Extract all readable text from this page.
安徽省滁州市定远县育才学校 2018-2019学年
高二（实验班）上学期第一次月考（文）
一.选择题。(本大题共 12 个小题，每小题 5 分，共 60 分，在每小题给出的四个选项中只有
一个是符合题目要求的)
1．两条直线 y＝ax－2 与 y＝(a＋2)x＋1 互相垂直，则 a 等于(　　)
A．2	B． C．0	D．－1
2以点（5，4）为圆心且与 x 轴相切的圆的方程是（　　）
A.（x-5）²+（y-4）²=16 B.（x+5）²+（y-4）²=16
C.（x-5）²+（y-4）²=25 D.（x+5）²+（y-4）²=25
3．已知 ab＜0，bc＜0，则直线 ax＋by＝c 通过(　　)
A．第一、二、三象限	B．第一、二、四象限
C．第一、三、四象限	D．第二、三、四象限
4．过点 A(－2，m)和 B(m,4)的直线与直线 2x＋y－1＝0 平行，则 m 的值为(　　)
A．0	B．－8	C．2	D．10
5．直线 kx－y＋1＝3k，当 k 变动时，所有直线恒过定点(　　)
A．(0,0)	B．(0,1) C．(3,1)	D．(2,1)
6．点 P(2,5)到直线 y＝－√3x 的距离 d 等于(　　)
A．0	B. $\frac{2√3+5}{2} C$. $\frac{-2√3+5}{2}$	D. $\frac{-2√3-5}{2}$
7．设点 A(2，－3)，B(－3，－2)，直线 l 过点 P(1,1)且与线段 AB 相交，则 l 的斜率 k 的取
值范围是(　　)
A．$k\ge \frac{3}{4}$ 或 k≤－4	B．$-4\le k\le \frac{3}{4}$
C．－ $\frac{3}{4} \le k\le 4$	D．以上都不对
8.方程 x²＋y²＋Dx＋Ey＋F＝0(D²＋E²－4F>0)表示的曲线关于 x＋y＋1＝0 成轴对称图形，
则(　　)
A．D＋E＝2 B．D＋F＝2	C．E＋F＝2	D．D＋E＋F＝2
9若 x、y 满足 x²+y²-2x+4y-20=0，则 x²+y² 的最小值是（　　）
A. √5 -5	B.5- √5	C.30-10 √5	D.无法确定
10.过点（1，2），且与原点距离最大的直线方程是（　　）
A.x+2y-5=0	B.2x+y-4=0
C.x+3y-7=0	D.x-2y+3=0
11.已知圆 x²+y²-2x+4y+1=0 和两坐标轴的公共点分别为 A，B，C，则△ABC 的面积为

## TASK OBJECTIVE
Copy the data above in full, character for character.

## SOLUTION BELOW
Extract all readable text from this page.
安徽省滁州市定远县育才学校 2018-2019学年
高二（实验班）上学期第一次月考（文）
一.选择题。(本大题共 12 个小题，每小题 5 分，共 60 分，在每小题给出的四个选项中只有
一个是符合题目要求的)
1．两条直线 y＝ax－2 与 y＝(a＋2)x＋1 互相垂直，则 a 等于(　　)
A．2	B． C．0	D．－1
2以点（5，4）为圆心且与 x 轴相切的圆的方程是（　　）
A.（x-5）²+（y-4）²=16 B.（x+5）²+（y-4）²=16
C.（x-5）²+（y-4）²=25 D.（x+5）²+（y-4）²=25
3．已知 ab＜0，bc＜0，则直线 ax＋by＝c 通过(　　)
A．第一、二、三象限	B．第一、二、四象限
C．第一、三、四象限	D．第二、三、四象限
4．过点 A(－2，m)和 B(m,4)的直线与直线 2x＋y－1＝0 平行，则 m 的值为(　　)
A．0	B．－8	C．2	D．10
5．直线 kx－y＋1＝3k，当 k 变动时，所有直线恒过定点(　　)
A．(0,0)	B．(0,1) C．(3,1)	D．(2,1)
6．点 P(2,5)到直线 y＝－√3x 的距离 d 等于(　　)
A．0	B. $\frac{2√3+5}{2} C$. $\frac{-2√3+5}{2}$	D. $\frac{-2√3-5}{2}$
7．设点 A(2，－3)，B(－3，－2)，直线 l 过点 P(1,1)且与线段 AB 相交，则 l 的斜率 k 的取
值范围是(　　)
A．$k\ge \frac{3}{4}$ 或 k≤－4	B．$-4\le k\le \frac{3}{4}$
C．－ $\frac{3}{4} \le k\le 4$	D．以上都不对
8.方程 x²＋y²＋Dx＋Ey＋F＝0(D²＋E²－4F>0)表示的曲线关于 x＋y＋1＝0 成轴对称图形，
则(　　)
A．D＋E＝2 B．D＋F＝2	C．E＋F＝2	D．D＋E＋F＝2
9若 x、y 满足 x²+y²-2x+4y-20=0，则 x²+y² 的最小值是（　　）
A. √5 -5	B.5- √5	C.30-10 √5	D.无法确定
10.过点（1，2），且与原点距离最大的直线方程是（　　）
A.x+2y-5=0	B.2x+y-4=0
C.x+3y-7=0	D.x-2y+3=0
11.已知圆 x²+y²-2x+4y+1=0 和两坐标轴的公共点分别为 A，B，C，则△ABC 的面积为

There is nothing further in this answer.